[Begin]

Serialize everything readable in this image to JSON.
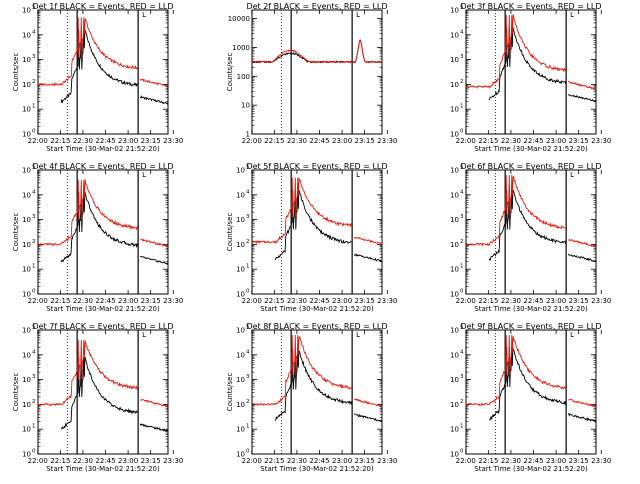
{
  "colors": {
    "events": "#000000",
    "lld": "#e8190c"
  },
  "chart_data": [
    {
      "type": "line",
      "title": "Det 1f BLACK = Events, RED = LLD",
      "ylabel": "Counts/sec",
      "xlabel": "Start Time (30-Mar-02 21:52:20)",
      "x_tick_labels": [
        "22:00",
        "22:15",
        "22:30",
        "22:45",
        "23:00",
        "23:15",
        "23:30"
      ],
      "y_tick_labels": [
        "10^0",
        "10^1",
        "10^2",
        "10^3",
        "10^4",
        "10^5"
      ],
      "ylim_log10": [
        0,
        5
      ],
      "series": [
        {
          "name": "Events",
          "color": "#000000",
          "peak_log10": 4.2,
          "base_log10": 1.3
        },
        {
          "name": "LLD",
          "color": "#e8190c",
          "peak_log10": 4.7,
          "base_log10": 2.0
        }
      ]
    },
    {
      "type": "line",
      "title": "Det 2f BLACK = Events, RED = LLD",
      "ylabel": "Counts/sec",
      "xlabel": "",
      "x_tick_labels": [
        "22:00",
        "22:15",
        "22:30",
        "22:45",
        "23:00",
        "23:15",
        "23:30"
      ],
      "y_tick_labels": [
        "1",
        "10",
        "100",
        "1000",
        "10000"
      ],
      "ylim_log10": [
        0,
        4.3
      ],
      "series": [
        {
          "name": "Events",
          "color": "#000000",
          "peak_log10": 3.1,
          "base_log10": 2.5
        },
        {
          "name": "LLD",
          "color": "#e8190c",
          "peak_log10": 3.2,
          "base_log10": 2.5
        }
      ]
    },
    {
      "type": "line",
      "title": "Det 3f BLACK = Events, RED = LLD",
      "ylabel": "",
      "xlabel": "Start Time (30-Mar-02 21:52:20)",
      "x_tick_labels": [
        "22:00",
        "22:15",
        "22:30",
        "22:45",
        "23:00",
        "23:15",
        "23:30"
      ],
      "y_tick_labels": [
        "10^0",
        "10^1",
        "10^2",
        "10^3",
        "10^4",
        "10^5"
      ],
      "ylim_log10": [
        0,
        5
      ],
      "series": [
        {
          "name": "Events",
          "color": "#000000",
          "peak_log10": 4.3,
          "base_log10": 1.4
        },
        {
          "name": "LLD",
          "color": "#e8190c",
          "peak_log10": 4.8,
          "base_log10": 1.9
        }
      ]
    },
    {
      "type": "line",
      "title": "Det 4f BLACK = Events, RED = LLD",
      "ylabel": "Counts/sec",
      "xlabel": "Start Time (30-Mar-02 21:52:20)",
      "x_tick_labels": [
        "22:00",
        "22:15",
        "22:30",
        "22:45",
        "23:00",
        "23:15",
        "23:30"
      ],
      "y_tick_labels": [
        "10^0",
        "10^1",
        "10^2",
        "10^3",
        "10^4",
        "10^5"
      ],
      "ylim_log10": [
        0,
        5
      ],
      "series": [
        {
          "name": "Events",
          "color": "#000000",
          "peak_log10": 4.1,
          "base_log10": 1.3
        },
        {
          "name": "LLD",
          "color": "#e8190c",
          "peak_log10": 4.6,
          "base_log10": 2.0
        }
      ]
    },
    {
      "type": "line",
      "title": "Det 5f BLACK = Events, RED = LLD",
      "ylabel": "Counts/sec",
      "xlabel": "Start Time (30-Mar-02 21:52:20)",
      "x_tick_labels": [
        "22:00",
        "22:15",
        "22:30",
        "22:45",
        "23:00",
        "23:15",
        "23:30"
      ],
      "y_tick_labels": [
        "10^0",
        "10^1",
        "10^2",
        "10^3",
        "10^4",
        "10^5"
      ],
      "ylim_log10": [
        0,
        5
      ],
      "series": [
        {
          "name": "Events",
          "color": "#000000",
          "peak_log10": 4.2,
          "base_log10": 1.4
        },
        {
          "name": "LLD",
          "color": "#e8190c",
          "peak_log10": 4.7,
          "base_log10": 2.1
        }
      ]
    },
    {
      "type": "line",
      "title": "Det 6f BLACK = Events, RED = LLD",
      "ylabel": "",
      "xlabel": "Start Time (30-Mar-02 21:52:20)",
      "x_tick_labels": [
        "22:00",
        "22:15",
        "22:30",
        "22:45",
        "23:00",
        "23:15",
        "23:30"
      ],
      "y_tick_labels": [
        "10^0",
        "10^1",
        "10^2",
        "10^3",
        "10^4",
        "10^5"
      ],
      "ylim_log10": [
        0,
        5
      ],
      "series": [
        {
          "name": "Events",
          "color": "#000000",
          "peak_log10": 4.2,
          "base_log10": 1.4
        },
        {
          "name": "LLD",
          "color": "#e8190c",
          "peak_log10": 4.8,
          "base_log10": 2.0
        }
      ]
    },
    {
      "type": "line",
      "title": "Det 7f BLACK = Events, RED = LLD",
      "ylabel": "Counts/sec",
      "xlabel": "Start Time (30-Mar-02 21:52:20)",
      "x_tick_labels": [
        "22:00",
        "22:15",
        "22:30",
        "22:45",
        "23:00",
        "23:15",
        "23:30"
      ],
      "y_tick_labels": [
        "10^0",
        "10^1",
        "10^2",
        "10^3",
        "10^4",
        "10^5"
      ],
      "ylim_log10": [
        0,
        5
      ],
      "series": [
        {
          "name": "Events",
          "color": "#000000",
          "peak_log10": 3.9,
          "base_log10": 1.0
        },
        {
          "name": "LLD",
          "color": "#e8190c",
          "peak_log10": 4.6,
          "base_log10": 2.0
        }
      ]
    },
    {
      "type": "line",
      "title": "Det 8f BLACK = Events, RED = LLD",
      "ylabel": "Counts/sec",
      "xlabel": "Start Time (30-Mar-02 21:52:20)",
      "x_tick_labels": [
        "22:00",
        "22:15",
        "22:30",
        "22:45",
        "23:00",
        "23:15",
        "23:30"
      ],
      "y_tick_labels": [
        "10^0",
        "10^1",
        "10^2",
        "10^3",
        "10^4",
        "10^5"
      ],
      "ylim_log10": [
        0,
        5
      ],
      "series": [
        {
          "name": "Events",
          "color": "#000000",
          "peak_log10": 4.2,
          "base_log10": 1.4
        },
        {
          "name": "LLD",
          "color": "#e8190c",
          "peak_log10": 4.8,
          "base_log10": 2.0
        }
      ]
    },
    {
      "type": "line",
      "title": "Det 9f BLACK = Events, RED = LLD",
      "ylabel": "",
      "xlabel": "Start Time (30-Mar-02 21:52:20)",
      "x_tick_labels": [
        "22:00",
        "22:15",
        "22:30",
        "22:45",
        "23:00",
        "23:15",
        "23:30"
      ],
      "y_tick_labels": [
        "10^0",
        "10^1",
        "10^2",
        "10^3",
        "10^4",
        "10^5"
      ],
      "ylim_log10": [
        0,
        5
      ],
      "series": [
        {
          "name": "Events",
          "color": "#000000",
          "peak_log10": 4.3,
          "base_log10": 1.4
        },
        {
          "name": "LLD",
          "color": "#e8190c",
          "peak_log10": 4.8,
          "base_log10": 2.0
        }
      ]
    }
  ]
}
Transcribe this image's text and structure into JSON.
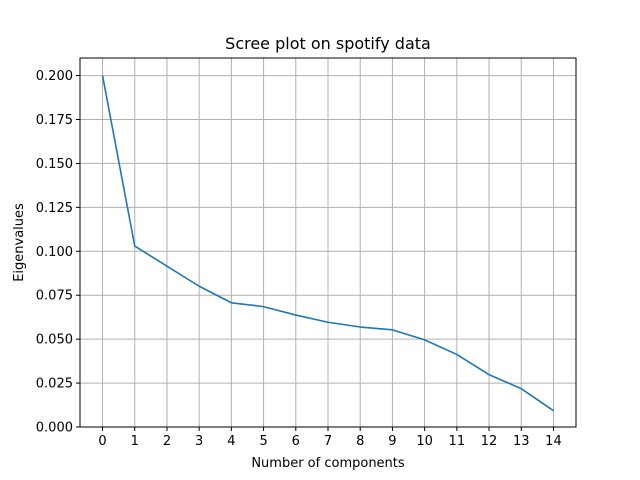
{
  "chart_data": {
    "type": "line",
    "title": "Scree plot on spotify data",
    "xlabel": "Number of components",
    "ylabel": "Eigenvalues",
    "x": [
      0,
      1,
      2,
      3,
      4,
      5,
      6,
      7,
      8,
      9,
      10,
      11,
      12,
      13,
      14
    ],
    "series": [
      {
        "values": [
          0.2,
          0.103,
          0.0915,
          0.0801,
          0.0707,
          0.0685,
          0.0637,
          0.0596,
          0.0569,
          0.0553,
          0.0496,
          0.0413,
          0.0298,
          0.0218,
          0.0093
        ],
        "color": "#1f77b4"
      }
    ],
    "xlim": [
      -0.7,
      14.7
    ],
    "ylim": [
      0.0,
      0.21
    ],
    "xticks": [
      "0",
      "1",
      "2",
      "3",
      "4",
      "5",
      "6",
      "7",
      "8",
      "9",
      "10",
      "11",
      "12",
      "13",
      "14"
    ],
    "yticks": [
      "0.000",
      "0.025",
      "0.050",
      "0.075",
      "0.100",
      "0.125",
      "0.150",
      "0.175",
      "0.200"
    ],
    "grid": true,
    "grid_color": "#b0b0b0"
  }
}
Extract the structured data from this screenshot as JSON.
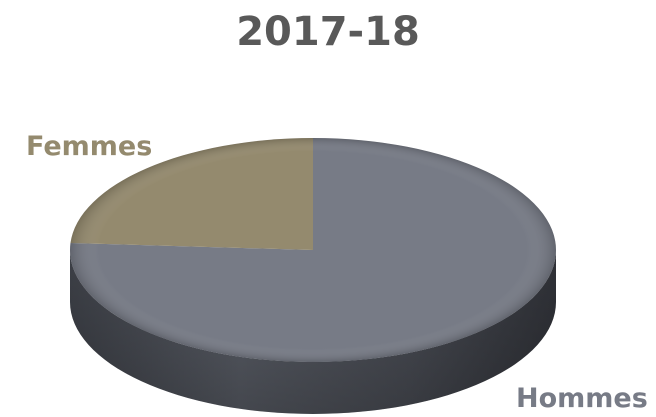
{
  "chart_data": {
    "type": "pie",
    "title": "2017-18",
    "slices": [
      {
        "label": "Hommes",
        "value": 76,
        "color": "#777b86"
      },
      {
        "label": "Femmes",
        "value": 24,
        "color": "#948a6e"
      }
    ],
    "style": "3d",
    "legend": "none"
  }
}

[End]

> **DO THIS**:
All lines of the data above that include the word "title" must be shown.

> **FULL SOLUTION**:
      "title": "Det 1f BLACK = Events, RED = LLD",
      "title": "Det 2f BLACK = Events, RED = LLD",
      "title": "Det 3f BLACK = Events, RED = LLD",
      "title": "Det 4f BLACK = Events, RED = LLD",
      "title": "Det 5f BLACK = Events, RED = LLD",
      "title": "Det 6f BLACK = Events, RED = LLD",
      "title": "Det 7f BLACK = Events, RED = LLD",
      "title": "Det 8f BLACK = Events, RED = LLD",
      "title": "Det 9f BLACK = Events, RED = LLD",
    "title": "Scree plot on spotify data",
    "title": "2017-18",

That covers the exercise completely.